◆ Information shown
** begin **
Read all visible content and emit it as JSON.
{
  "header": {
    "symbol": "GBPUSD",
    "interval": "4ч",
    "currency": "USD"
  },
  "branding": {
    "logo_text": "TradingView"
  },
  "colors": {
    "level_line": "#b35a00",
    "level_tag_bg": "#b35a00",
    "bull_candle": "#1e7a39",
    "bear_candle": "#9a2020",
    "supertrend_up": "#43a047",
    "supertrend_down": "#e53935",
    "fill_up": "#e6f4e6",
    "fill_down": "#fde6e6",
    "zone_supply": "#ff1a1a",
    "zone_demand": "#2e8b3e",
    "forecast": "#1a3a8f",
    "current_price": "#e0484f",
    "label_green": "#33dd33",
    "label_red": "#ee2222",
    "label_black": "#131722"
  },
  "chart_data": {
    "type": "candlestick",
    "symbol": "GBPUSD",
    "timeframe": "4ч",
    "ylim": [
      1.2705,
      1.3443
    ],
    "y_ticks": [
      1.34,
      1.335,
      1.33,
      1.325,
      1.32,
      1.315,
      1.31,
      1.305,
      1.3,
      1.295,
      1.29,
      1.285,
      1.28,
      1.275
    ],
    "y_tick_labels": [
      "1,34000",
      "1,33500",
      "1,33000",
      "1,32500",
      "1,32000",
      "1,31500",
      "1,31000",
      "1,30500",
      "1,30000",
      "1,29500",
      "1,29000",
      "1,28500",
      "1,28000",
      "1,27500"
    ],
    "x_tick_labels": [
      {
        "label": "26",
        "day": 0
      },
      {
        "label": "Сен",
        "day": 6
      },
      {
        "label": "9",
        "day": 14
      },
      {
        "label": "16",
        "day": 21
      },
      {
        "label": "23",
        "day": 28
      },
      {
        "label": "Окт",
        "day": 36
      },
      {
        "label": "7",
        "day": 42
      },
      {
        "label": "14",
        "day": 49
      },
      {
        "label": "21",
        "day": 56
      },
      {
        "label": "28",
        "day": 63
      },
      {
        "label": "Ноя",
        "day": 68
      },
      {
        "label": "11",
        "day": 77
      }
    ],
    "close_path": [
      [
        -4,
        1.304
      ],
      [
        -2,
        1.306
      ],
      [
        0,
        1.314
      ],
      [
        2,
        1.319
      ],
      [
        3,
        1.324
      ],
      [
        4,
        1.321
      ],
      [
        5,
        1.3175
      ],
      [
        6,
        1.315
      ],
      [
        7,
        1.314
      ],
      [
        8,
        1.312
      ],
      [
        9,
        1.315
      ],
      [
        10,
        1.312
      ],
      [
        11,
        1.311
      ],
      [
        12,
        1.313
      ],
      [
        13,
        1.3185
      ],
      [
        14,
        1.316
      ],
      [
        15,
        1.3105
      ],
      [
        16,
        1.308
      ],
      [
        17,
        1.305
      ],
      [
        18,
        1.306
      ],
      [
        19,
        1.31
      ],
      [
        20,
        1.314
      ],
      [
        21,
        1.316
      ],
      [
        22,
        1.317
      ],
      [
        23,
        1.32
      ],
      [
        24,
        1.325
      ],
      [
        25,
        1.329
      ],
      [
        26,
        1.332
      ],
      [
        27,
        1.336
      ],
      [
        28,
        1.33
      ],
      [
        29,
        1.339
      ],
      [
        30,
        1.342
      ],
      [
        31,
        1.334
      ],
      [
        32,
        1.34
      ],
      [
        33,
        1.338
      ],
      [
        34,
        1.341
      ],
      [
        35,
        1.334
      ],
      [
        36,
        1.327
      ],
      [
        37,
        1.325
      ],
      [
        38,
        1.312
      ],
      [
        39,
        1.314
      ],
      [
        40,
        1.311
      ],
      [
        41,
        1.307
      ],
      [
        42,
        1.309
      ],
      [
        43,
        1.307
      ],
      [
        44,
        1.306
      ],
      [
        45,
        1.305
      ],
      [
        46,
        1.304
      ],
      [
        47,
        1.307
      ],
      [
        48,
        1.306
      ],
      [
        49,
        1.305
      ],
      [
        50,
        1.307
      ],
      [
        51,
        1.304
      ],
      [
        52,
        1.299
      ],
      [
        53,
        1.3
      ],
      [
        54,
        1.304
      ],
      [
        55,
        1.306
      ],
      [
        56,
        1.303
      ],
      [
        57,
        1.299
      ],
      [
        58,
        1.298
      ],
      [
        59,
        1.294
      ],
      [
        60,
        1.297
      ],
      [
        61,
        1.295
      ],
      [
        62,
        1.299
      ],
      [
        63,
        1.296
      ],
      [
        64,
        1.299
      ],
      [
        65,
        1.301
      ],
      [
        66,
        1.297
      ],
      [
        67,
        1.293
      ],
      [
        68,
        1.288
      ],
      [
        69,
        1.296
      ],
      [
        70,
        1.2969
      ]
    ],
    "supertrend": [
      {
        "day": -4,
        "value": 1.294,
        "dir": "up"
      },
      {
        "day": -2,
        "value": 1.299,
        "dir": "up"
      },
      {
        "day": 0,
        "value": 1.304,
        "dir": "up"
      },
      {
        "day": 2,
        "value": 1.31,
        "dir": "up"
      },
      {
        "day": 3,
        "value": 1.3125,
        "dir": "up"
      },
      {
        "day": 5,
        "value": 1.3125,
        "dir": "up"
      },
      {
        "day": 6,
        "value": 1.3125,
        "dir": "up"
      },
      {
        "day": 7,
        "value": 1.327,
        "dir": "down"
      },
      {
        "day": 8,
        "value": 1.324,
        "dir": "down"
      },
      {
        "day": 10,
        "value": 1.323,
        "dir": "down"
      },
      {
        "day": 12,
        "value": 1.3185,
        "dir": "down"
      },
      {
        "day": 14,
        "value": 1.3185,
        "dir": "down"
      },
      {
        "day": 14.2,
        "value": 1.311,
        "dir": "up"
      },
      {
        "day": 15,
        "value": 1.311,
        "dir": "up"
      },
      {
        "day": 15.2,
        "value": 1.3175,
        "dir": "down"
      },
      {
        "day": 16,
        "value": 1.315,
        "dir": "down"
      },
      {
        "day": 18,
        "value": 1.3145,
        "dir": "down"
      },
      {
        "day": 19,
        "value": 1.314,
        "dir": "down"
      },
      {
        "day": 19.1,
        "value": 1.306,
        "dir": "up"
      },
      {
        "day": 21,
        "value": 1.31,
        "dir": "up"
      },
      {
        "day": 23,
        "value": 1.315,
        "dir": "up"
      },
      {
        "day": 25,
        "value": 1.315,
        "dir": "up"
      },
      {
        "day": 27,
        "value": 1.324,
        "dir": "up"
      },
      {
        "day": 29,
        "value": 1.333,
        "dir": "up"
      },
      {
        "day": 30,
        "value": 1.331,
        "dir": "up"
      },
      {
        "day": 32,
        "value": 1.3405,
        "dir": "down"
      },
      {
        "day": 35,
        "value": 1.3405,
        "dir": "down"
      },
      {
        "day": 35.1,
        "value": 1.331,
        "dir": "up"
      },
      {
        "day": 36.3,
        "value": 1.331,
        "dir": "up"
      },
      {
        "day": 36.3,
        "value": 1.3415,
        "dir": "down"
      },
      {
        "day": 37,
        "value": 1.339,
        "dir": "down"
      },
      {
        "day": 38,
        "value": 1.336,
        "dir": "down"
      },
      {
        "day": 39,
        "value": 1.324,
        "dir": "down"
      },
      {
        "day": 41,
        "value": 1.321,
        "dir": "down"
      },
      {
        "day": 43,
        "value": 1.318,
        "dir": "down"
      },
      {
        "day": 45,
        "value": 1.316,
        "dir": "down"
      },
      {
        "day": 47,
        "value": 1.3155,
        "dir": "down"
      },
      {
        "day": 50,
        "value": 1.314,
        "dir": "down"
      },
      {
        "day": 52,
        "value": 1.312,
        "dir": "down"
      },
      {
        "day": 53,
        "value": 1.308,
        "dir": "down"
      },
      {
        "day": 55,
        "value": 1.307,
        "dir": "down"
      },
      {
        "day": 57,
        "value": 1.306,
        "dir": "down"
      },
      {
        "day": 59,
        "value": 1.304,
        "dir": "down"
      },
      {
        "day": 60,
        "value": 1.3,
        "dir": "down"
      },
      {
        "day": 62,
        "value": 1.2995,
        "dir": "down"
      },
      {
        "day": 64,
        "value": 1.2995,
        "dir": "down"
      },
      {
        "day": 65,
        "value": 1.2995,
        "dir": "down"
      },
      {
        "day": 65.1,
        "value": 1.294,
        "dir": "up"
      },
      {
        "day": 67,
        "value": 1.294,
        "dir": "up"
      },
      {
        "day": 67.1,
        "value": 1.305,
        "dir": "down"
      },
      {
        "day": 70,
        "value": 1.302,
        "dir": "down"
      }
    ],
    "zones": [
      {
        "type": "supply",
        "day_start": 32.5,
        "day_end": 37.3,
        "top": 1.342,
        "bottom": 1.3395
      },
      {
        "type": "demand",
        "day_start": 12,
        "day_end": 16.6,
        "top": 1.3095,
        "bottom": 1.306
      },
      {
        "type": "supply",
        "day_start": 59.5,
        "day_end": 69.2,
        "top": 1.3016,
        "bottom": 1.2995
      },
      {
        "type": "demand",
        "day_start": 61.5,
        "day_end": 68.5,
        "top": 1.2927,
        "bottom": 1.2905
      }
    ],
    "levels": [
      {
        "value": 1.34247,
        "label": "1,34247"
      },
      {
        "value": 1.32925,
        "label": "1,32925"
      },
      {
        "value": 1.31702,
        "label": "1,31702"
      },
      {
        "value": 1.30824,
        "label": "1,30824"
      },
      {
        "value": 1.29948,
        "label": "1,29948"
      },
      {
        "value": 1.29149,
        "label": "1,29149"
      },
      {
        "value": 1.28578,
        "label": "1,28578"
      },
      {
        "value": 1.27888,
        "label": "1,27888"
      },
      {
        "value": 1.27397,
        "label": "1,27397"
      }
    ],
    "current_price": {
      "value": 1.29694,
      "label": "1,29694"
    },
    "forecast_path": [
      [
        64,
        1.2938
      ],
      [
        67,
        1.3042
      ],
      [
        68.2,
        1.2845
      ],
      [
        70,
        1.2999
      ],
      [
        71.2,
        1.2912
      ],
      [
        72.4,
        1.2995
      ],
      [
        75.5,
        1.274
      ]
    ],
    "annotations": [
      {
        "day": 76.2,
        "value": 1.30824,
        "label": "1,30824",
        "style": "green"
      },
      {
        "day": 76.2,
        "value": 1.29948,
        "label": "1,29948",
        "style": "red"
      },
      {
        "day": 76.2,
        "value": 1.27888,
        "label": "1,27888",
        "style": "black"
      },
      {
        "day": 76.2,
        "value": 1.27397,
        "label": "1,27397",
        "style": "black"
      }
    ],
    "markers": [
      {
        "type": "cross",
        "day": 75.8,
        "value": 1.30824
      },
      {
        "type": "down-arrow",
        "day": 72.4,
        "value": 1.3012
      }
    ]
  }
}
** end **
◆ Your task
Tell how many lines hold the string "bottom", giving the number and nothing else.

◆ Worked answer
4